## Text section
━━━━━━━━━━━━━━━━━━━━

Pdf for discrete variable

Yakko-San · March 2, 2010, 2:03pm

Hi all,

I’d like to write a pdf for a discrete random variable X.
As a concrete example, I’d like to write the pdf of X (otucomes are 0,1,2,3) under the form :
pdf f(x)
= p_0(a,b,c) if x=0,
= p_1(a,b,c) if x=1,
= p_2(a,b,c) if x=2,
= p_3(a,b,c) if x=3.
where a,b,c are some parameters and p_i, functions that I know analytically. (In fact, p_i is the sum of two pdfs (one for signal and one for background let’s say weighted with a factor f // (1-f) that represents the fraction of signal/background respectively.)

The main aim is to estimate a,b,c and f using a maximum likelihood estimation.
For performing a MLE, I guess that I can use the different tutorials/macros provided with RooFit, unless there are some subtleties I should be aware of. If this is the case, could you also let me know.

Many thanks in advance for your help.

Yakko-San · March 3, 2010, 2:28pm

Any help?

I guess this is not so complicated from the technical point of view but conceptually I didn’t manage to find any example on how to do it. And as I"m a RooFit expert…

Many thanks in advance for any comment/help/suggestion.

Yakko-San · March 4, 2010, 12:14pm

Hi again,

I’d like, at least, to know whether this is possible or not to implement such a pdf. If this is described somewhere in the RooFit manual, please let me know.

Thanks.

gschott · March 4, 2010, 9:42pm

Hello,

For the description it seems to me that what you’re needing is to implement a RooSimulaneous PDF but I’m not too sure. Check the manual and roofit tutorials for many examples of the RooSimultaneous. Is X the only observable you have in your problem? Is p0(a,b,c) and the other such functions just constant terms? I had also the impression that your model could be implemented with a RooGenericPdf but maybe Wouter knows better and can comment.

━━━━━━━━━━━━━━━━━━━━

## Data supplied
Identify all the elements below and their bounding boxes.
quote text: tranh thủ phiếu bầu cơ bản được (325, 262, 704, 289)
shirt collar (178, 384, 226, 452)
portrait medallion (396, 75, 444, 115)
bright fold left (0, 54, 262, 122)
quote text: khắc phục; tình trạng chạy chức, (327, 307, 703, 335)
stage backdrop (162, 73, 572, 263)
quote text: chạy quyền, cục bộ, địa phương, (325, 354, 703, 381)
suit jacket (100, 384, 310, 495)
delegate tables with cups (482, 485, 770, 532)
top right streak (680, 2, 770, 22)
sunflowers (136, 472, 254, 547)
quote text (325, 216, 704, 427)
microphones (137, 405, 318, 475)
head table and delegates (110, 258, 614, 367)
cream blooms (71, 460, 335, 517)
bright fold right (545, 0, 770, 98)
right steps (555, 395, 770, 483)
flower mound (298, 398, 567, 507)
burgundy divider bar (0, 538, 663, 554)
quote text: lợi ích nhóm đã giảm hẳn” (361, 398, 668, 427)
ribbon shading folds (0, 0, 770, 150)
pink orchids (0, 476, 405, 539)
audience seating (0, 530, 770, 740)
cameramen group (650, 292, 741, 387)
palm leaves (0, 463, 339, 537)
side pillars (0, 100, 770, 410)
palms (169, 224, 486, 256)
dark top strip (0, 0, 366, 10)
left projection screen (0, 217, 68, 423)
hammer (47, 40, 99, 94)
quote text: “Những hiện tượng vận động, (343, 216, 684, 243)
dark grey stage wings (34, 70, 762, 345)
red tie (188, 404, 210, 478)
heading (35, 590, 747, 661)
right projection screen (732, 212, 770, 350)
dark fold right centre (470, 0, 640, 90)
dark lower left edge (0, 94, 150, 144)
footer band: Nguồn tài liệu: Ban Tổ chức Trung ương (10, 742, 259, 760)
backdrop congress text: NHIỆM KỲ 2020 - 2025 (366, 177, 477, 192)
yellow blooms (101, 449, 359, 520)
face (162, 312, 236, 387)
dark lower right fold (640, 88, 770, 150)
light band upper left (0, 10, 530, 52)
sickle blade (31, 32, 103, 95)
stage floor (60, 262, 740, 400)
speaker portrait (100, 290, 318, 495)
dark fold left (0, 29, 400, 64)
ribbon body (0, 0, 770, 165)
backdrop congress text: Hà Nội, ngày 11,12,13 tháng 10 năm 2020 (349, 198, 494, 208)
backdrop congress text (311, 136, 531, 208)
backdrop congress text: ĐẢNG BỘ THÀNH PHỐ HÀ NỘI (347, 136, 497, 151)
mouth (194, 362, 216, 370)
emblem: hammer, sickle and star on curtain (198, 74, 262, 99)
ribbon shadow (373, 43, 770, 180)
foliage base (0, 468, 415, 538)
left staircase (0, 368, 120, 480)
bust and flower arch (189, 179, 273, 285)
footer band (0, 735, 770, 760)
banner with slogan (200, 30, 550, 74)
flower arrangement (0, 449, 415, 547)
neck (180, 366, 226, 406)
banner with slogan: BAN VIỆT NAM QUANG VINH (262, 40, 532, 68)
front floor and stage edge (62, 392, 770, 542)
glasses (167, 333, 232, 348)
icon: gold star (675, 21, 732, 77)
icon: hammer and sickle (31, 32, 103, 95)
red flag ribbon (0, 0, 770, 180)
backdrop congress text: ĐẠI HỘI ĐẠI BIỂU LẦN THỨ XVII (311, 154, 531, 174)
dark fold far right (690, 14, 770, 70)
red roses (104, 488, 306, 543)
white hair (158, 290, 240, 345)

━━━━━━━━━━━━━━━━━━━━

Reproduce the passage of the forum thread on writing a pdf for a discrete variable, starting with "Pdf for discrete" and going on through "of signal/background respectively.)".

Pdf for discrete variable

Yakko-San · March 2, 2010, 2:03pm

Hi all,

I’d like to write a pdf for a discrete random variable X.
As a concrete example, I’d like to write the pdf of X (otucomes are 0,1,2,3) under the form :
pdf f(x)
= p_0(a,b,c) if x=0,
= p_1(a,b,c) if x=1,
= p_2(a,b,c) if x=2,
= p_3(a,b,c) if x=3.
where a,b,c are some parameters and p_i, functions that I know analytically. (In fact, p_i is the sum of two pdfs (one for signal and one for background let’s say weighted with a factor f // (1-f) that represents the fraction of signal/background respectively.)